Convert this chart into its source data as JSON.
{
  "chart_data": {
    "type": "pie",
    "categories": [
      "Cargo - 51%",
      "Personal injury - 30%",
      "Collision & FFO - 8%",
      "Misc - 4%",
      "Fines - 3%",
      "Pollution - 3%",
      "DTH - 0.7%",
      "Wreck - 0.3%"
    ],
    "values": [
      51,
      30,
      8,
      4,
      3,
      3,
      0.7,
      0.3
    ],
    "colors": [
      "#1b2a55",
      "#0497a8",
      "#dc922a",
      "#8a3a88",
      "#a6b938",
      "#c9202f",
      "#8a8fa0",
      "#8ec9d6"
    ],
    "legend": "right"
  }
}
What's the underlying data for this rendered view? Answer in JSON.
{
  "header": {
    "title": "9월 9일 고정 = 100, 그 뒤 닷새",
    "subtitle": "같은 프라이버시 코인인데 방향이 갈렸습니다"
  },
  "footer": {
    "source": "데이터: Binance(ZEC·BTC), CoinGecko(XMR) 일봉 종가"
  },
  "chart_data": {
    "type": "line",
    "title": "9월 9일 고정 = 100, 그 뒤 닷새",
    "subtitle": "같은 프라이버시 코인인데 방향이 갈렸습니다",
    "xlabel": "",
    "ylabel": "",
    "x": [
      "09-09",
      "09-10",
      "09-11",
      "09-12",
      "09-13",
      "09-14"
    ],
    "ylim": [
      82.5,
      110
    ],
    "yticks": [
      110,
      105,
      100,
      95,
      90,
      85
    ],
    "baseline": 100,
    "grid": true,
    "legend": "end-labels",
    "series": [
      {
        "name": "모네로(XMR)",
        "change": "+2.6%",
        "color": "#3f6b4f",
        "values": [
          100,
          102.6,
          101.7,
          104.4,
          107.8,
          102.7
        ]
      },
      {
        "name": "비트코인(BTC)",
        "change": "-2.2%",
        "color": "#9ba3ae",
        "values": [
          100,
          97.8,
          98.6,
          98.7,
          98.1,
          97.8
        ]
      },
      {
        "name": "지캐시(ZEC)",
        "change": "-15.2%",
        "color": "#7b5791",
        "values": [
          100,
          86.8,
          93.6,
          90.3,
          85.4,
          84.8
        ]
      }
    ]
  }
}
# # #
## Stated problem
Begin with the line that contains "What's the underlying" and end with the last line of the records; set down every line in that span exactly, and nothing else.

## Final result
What's the underlying data for this rendered view? Answer in JSON.
{
  "header": {
    "title": "9월 9일 고정 = 100, 그 뒤 닷새",
    "subtitle": "같은 프라이버시 코인인데 방향이 갈렸습니다"
  },
  "footer": {
    "source": "데이터: Binance(ZEC·BTC), CoinGecko(XMR) 일봉 종가"
  },
  "chart_data": {
    "type": "line",
    "title": "9월 9일 고정 = 100, 그 뒤 닷새",
    "subtitle": "같은 프라이버시 코인인데 방향이 갈렸습니다",
    "xlabel": "",
    "ylabel": "",
    "x": [
      "09-09",
      "09-10",
      "09-11",
      "09-12",
      "09-13",
      "09-14"
    ],
    "ylim": [
      82.5,
      110
    ],
    "yticks": [
      110,
      105,
      100,
      95,
      90,
      85
    ],
    "baseline": 100,
    "grid": true,
    "legend": "end-labels",
    "series": [
      {
        "name": "모네로(XMR)",
        "change": "+2.6%",
        "color": "#3f6b4f",
        "values": [
          100,
          102.6,
          101.7,
          104.4,
          107.8,
          102.7
        ]
      },
      {
        "name": "비트코인(BTC)",
        "change": "-2.2%",
        "color": "#9ba3ae",
        "values": [
          100,
          97.8,
          98.6,
          98.7,
          98.1,
          97.8
        ]
      },
      {
        "name": "지캐시(ZEC)",
        "change": "-15.2%",
        "color": "#7b5791",
        "values": [
          100,
          86.8,
          93.6,
          90.3,
          85.4,
          84.8
        ]
      }
    ]
  }
}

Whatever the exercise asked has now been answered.